* _Exercise inputs_
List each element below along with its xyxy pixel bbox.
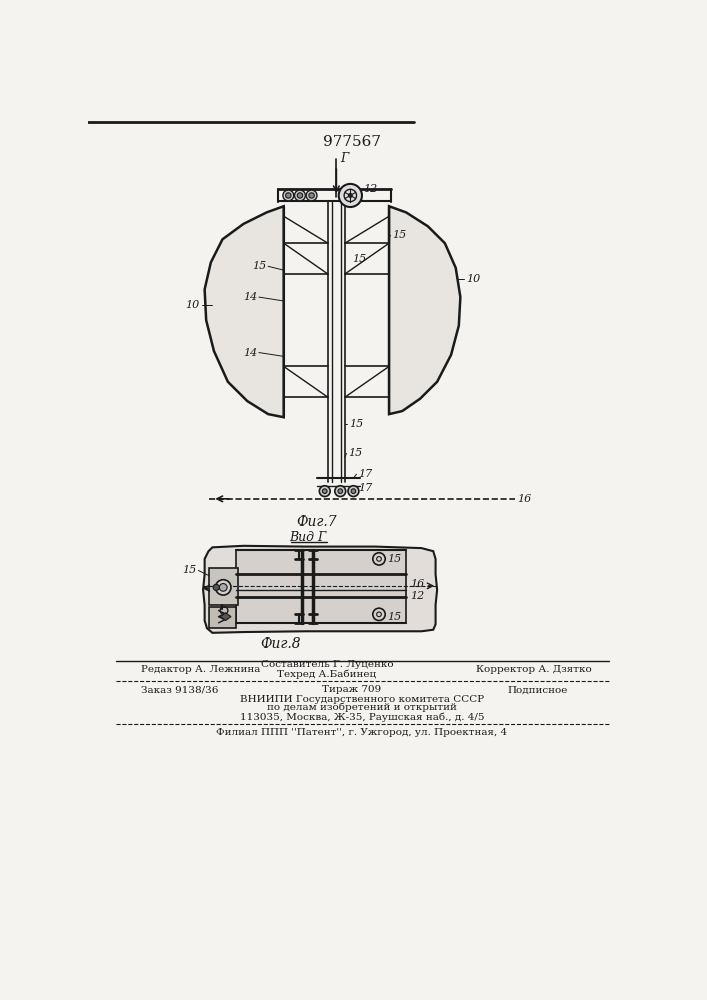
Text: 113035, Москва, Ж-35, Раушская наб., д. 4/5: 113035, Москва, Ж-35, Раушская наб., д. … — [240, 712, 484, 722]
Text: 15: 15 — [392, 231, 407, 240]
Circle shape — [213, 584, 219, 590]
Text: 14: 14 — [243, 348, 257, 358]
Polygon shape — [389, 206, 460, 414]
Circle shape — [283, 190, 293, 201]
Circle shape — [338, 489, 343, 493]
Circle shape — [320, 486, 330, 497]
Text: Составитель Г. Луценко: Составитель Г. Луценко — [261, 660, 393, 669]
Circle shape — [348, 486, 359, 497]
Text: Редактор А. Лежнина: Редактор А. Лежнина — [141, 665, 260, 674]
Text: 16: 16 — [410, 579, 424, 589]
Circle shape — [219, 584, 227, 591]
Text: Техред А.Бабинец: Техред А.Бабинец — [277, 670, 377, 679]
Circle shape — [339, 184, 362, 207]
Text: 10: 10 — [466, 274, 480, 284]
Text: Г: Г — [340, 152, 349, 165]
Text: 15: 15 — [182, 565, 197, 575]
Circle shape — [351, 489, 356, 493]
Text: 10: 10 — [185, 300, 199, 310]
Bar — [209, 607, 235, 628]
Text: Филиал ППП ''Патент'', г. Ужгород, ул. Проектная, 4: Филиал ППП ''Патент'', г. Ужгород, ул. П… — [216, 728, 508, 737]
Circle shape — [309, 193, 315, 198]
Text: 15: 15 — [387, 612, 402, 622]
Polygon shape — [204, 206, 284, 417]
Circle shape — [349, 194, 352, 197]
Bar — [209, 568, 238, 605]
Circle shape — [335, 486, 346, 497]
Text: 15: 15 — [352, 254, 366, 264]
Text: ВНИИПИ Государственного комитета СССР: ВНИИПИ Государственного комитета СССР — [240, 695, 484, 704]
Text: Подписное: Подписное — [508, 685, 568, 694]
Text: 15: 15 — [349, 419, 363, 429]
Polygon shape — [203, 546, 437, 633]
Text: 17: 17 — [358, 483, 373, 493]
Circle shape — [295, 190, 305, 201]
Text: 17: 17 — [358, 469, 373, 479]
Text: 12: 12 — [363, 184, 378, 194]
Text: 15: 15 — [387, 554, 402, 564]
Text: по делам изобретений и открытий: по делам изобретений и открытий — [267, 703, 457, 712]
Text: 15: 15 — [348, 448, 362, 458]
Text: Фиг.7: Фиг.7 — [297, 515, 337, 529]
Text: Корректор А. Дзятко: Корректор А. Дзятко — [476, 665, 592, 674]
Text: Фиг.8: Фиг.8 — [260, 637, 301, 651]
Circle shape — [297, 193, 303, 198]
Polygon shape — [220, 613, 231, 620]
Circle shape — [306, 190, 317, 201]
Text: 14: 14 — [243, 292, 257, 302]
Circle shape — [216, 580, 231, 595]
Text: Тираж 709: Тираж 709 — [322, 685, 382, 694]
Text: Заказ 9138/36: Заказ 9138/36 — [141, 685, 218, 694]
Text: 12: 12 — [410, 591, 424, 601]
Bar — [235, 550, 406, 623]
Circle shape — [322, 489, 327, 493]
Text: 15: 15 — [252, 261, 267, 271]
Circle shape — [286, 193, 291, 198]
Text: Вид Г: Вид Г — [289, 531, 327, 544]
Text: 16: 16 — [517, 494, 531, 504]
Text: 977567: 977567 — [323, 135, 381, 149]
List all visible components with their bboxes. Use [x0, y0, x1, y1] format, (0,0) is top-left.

* _What you are asked to do_
Collect every line in the rows above that contains the word "List".

* _Task response_
List each element below along with its xyxy pixel bbox.
List all visible components with their bboxes. Use [x0, y0, x1, y1] format, (0,0) is top-left.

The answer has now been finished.